Copy each line that has the string "type" somewhere in it.

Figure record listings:
>> Start

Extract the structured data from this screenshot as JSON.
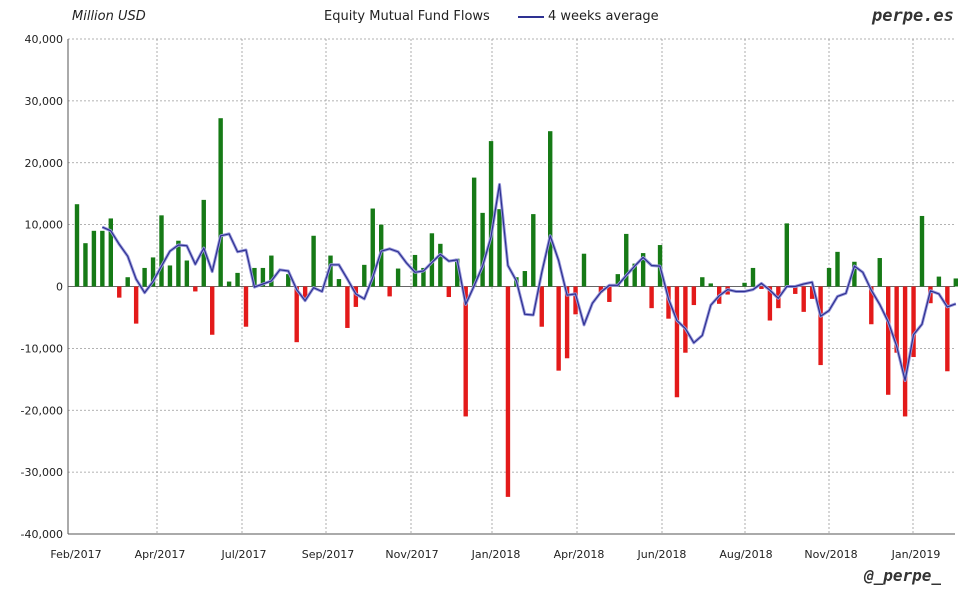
{
  "header": {
    "unit_label": "Million USD",
    "title": "Equity Mutual Fund Flows",
    "legend_label": "4 weeks average",
    "brand": "perpe.es",
    "handle": "@_perpe_"
  },
  "colors": {
    "positive": "#167a16",
    "negative": "#e31a1a",
    "average": "#2e3192",
    "grid": "#999999"
  },
  "chart_data": {
    "type": "bar",
    "title": "Equity Mutual Fund Flows",
    "ylabel": "Million USD",
    "xlabel": "",
    "ylim": [
      -40000,
      40000
    ],
    "y_ticks": [
      40000,
      30000,
      20000,
      10000,
      0,
      -10000,
      -20000,
      -30000,
      -40000
    ],
    "y_tick_labels": [
      "40,000",
      "30,000",
      "20,000",
      "10,000",
      "0",
      "-10,000",
      "-20,000",
      "-30,000",
      "-40,000"
    ],
    "x_tick_labels": [
      "Feb/2017",
      "Apr/2017",
      "Jul/2017",
      "Sep/2017",
      "Nov/2017",
      "Jan/2018",
      "Apr/2018",
      "Jun/2018",
      "Aug/2018",
      "Nov/2018",
      "Jan/2019"
    ],
    "grid": true,
    "legend_position": "top",
    "series": [
      {
        "type": "bar",
        "weekly_flows": [
          13300,
          7000,
          9000,
          9000,
          11000,
          -1800,
          1500,
          -6000,
          3000,
          4700,
          11500,
          3400,
          7400,
          4200,
          -800,
          14000,
          -7800,
          27200,
          800,
          2200,
          -6500,
          3000,
          3000,
          5000,
          0,
          2000,
          -9000,
          -2000,
          8200,
          0,
          5000,
          1200,
          -6700,
          -3300,
          3500,
          12600,
          10000,
          -1600,
          2900,
          0,
          5100,
          3000,
          8600,
          6900,
          -1700,
          4500,
          -21000,
          17600,
          11900,
          23500,
          12500,
          -34000,
          1500,
          2500,
          11700,
          -6500,
          25100,
          -13600,
          -11600,
          -4500,
          5300,
          0,
          -1000,
          -2500,
          2000,
          8500,
          3700,
          5400,
          -3500,
          6700,
          -5200,
          -17900,
          -10700,
          -3000,
          1500,
          500,
          -2800,
          -1300,
          0,
          600,
          3000,
          -400,
          -5500,
          -3500,
          10200,
          -1200,
          -4100,
          -2000,
          -12700,
          3000,
          5600,
          0,
          4000,
          0,
          -6100,
          4600,
          -17500,
          -10700,
          -21000,
          -11400,
          11400,
          -2700,
          1600,
          -13700,
          1300,
          0
        ]
      },
      {
        "type": "line",
        "name": "4 weeks average",
        "values": [
          null,
          null,
          null,
          9600,
          9000,
          6800,
          4900,
          1200,
          -1000,
          800,
          3300,
          5700,
          6700,
          6600,
          3600,
          6200,
          2400,
          8200,
          8500,
          5600,
          5900,
          -100,
          400,
          900,
          2700,
          2500,
          -500,
          -2300,
          -200,
          -800,
          3500,
          3500,
          1200,
          -1200,
          -2000,
          1500,
          5700,
          6100,
          5600,
          3800,
          2300,
          2500,
          3900,
          5200,
          4100,
          4300,
          -2900,
          100,
          3300,
          8000,
          16500,
          3400,
          900,
          -4500,
          -4600,
          2300,
          8200,
          4200,
          -1400,
          -1200,
          -6200,
          -2700,
          -900,
          200,
          200,
          1800,
          3300,
          4700,
          3400,
          3300,
          -2000,
          -5500,
          -6800,
          -9100,
          -7900,
          -3000,
          -1500,
          -500,
          -800,
          -800,
          -500,
          500,
          -600,
          -1900,
          0,
          0,
          400,
          700,
          -4800,
          -3900,
          -1600,
          -1100,
          3300,
          2300,
          -600,
          -2900,
          -5700,
          -9600,
          -15200,
          -7800,
          -6100,
          -700,
          -1200,
          -3300,
          -2800,
          null
        ]
      }
    ]
  }
}
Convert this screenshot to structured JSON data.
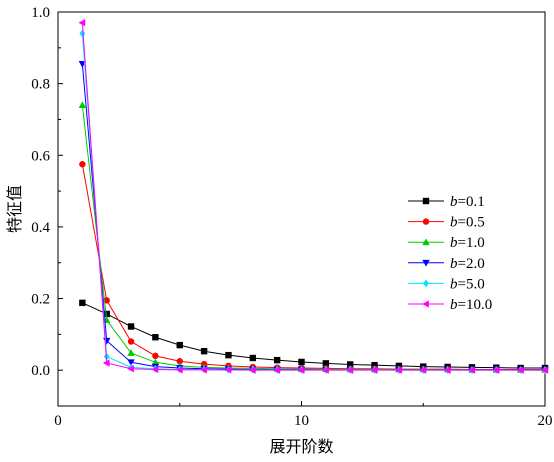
{
  "chart_data": {
    "type": "line",
    "xlabel": "展开阶数",
    "ylabel": "特征值",
    "xlim": [
      0,
      20
    ],
    "ylim": [
      -0.1,
      1.0
    ],
    "xticks": [
      "0",
      "10",
      "20"
    ],
    "yticks": [
      "0.0",
      "0.2",
      "0.4",
      "0.6",
      "0.8",
      "1.0"
    ],
    "legend_position": "right",
    "x": [
      1,
      2,
      3,
      4,
      5,
      6,
      7,
      8,
      9,
      10,
      11,
      12,
      13,
      14,
      15,
      16,
      17,
      18,
      19,
      20
    ],
    "series": [
      {
        "name_prefix": "b",
        "name_value": "=0.1",
        "marker": "square",
        "color": "#000000",
        "values": [
          0.188,
          0.157,
          0.122,
          0.092,
          0.07,
          0.053,
          0.042,
          0.034,
          0.028,
          0.023,
          0.019,
          0.016,
          0.014,
          0.012,
          0.01,
          0.009,
          0.008,
          0.007,
          0.006,
          0.006
        ]
      },
      {
        "name_prefix": "b",
        "name_value": "=0.5",
        "marker": "circle",
        "color": "#ff0000",
        "values": [
          0.575,
          0.195,
          0.08,
          0.04,
          0.025,
          0.017,
          0.012,
          0.009,
          0.007,
          0.006,
          0.005,
          0.004,
          0.004,
          0.003,
          0.003,
          0.003,
          0.002,
          0.002,
          0.002,
          0.002
        ]
      },
      {
        "name_prefix": "b",
        "name_value": "=1.0",
        "marker": "triangle-up",
        "color": "#00cc00",
        "values": [
          0.74,
          0.14,
          0.048,
          0.022,
          0.012,
          0.008,
          0.006,
          0.005,
          0.004,
          0.003,
          0.003,
          0.002,
          0.002,
          0.002,
          0.002,
          0.002,
          0.001,
          0.001,
          0.001,
          0.001
        ]
      },
      {
        "name_prefix": "b",
        "name_value": "=2.0",
        "marker": "triangle-down",
        "color": "#0000ff",
        "values": [
          0.855,
          0.082,
          0.022,
          0.01,
          0.006,
          0.004,
          0.003,
          0.002,
          0.002,
          0.002,
          0.001,
          0.001,
          0.001,
          0.001,
          0.001,
          0.001,
          0.001,
          0.001,
          0.001,
          0.001
        ]
      },
      {
        "name_prefix": "b",
        "name_value": "=5.0",
        "marker": "diamond",
        "color": "#00e5ff",
        "values": [
          0.94,
          0.038,
          0.008,
          0.004,
          0.002,
          0.002,
          0.001,
          0.001,
          0.001,
          0.001,
          0.001,
          0.001,
          0.001,
          0.0,
          0.0,
          0.0,
          0.0,
          0.0,
          0.0,
          0.0
        ]
      },
      {
        "name_prefix": "b",
        "name_value": "=10.0",
        "marker": "triangle-left",
        "color": "#ff00ff",
        "values": [
          0.97,
          0.02,
          0.004,
          0.002,
          0.001,
          0.001,
          0.001,
          0.0,
          0.0,
          0.0,
          0.0,
          0.0,
          0.0,
          0.0,
          0.0,
          0.0,
          0.0,
          0.0,
          0.0,
          0.0
        ]
      }
    ]
  }
}
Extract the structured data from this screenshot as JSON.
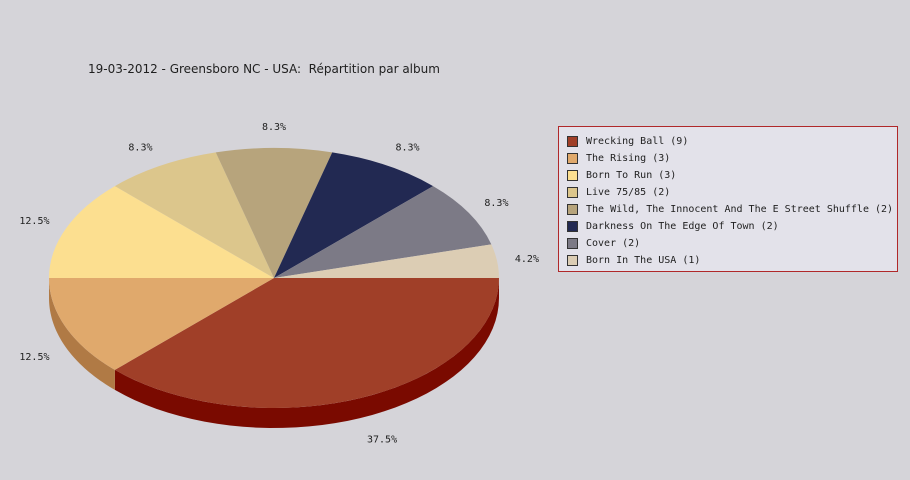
{
  "chart_data": {
    "type": "pie",
    "title": "19-03-2012 - Greensboro NC - USA:  Répartition par album",
    "slices": [
      {
        "label": "Wrecking Ball (9)",
        "value": 9,
        "percent_label": "37.5%",
        "color": "#a03f28",
        "side_color": "#7a0a00"
      },
      {
        "label": "The Rising (3)",
        "value": 3,
        "percent_label": "12.5%",
        "color": "#e0a96c",
        "side_color": "#b07a45"
      },
      {
        "label": "Born To Run (3)",
        "value": 3,
        "percent_label": "12.5%",
        "color": "#fcdf90",
        "side_color": "#c9ab60"
      },
      {
        "label": "Live 75/85 (2)",
        "value": 2,
        "percent_label": "8.3%",
        "color": "#dcc68c",
        "side_color": "#a99560"
      },
      {
        "label": "The Wild, The Innocent And The E Street Shuffle (2)",
        "value": 2,
        "percent_label": "8.3%",
        "color": "#b7a47c",
        "side_color": "#857450"
      },
      {
        "label": "Darkness On The Edge Of Town (2)",
        "value": 2,
        "percent_label": "8.3%",
        "color": "#222952",
        "side_color": "#101430"
      },
      {
        "label": "Cover (2)",
        "value": 2,
        "percent_label": "8.3%",
        "color": "#7c7a86",
        "side_color": "#55535e"
      },
      {
        "label": "Born In The USA (1)",
        "value": 1,
        "percent_label": "4.2%",
        "color": "#dccdb4",
        "side_color": "#aa9c84"
      }
    ],
    "legend_position": "right",
    "style": "3d"
  }
}
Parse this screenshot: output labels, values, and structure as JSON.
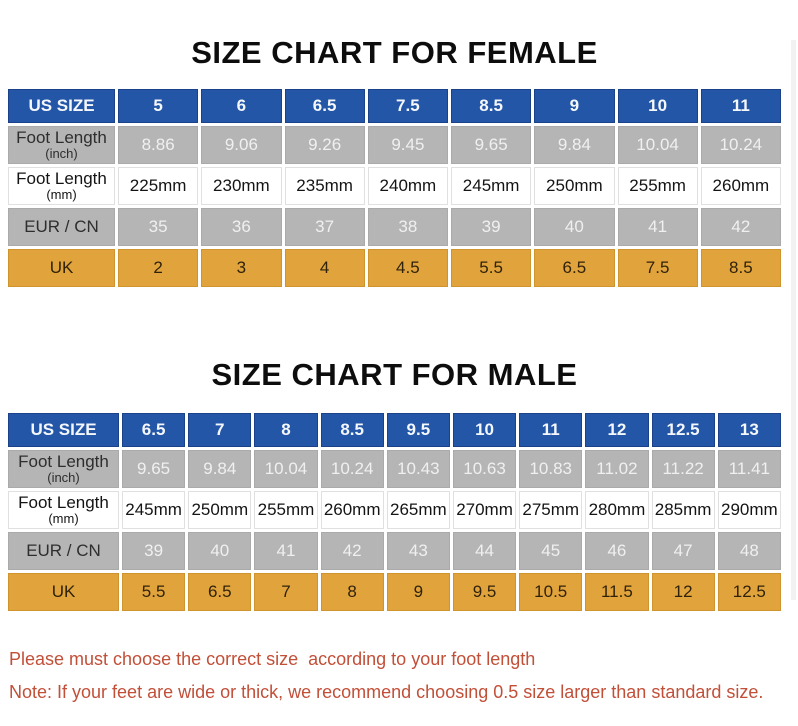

>> End

§ **Answer to the exercise**:
    "type": "bar",
        "type": "bar",
        "type": "line",
    "type": "line",
    "type": "pie",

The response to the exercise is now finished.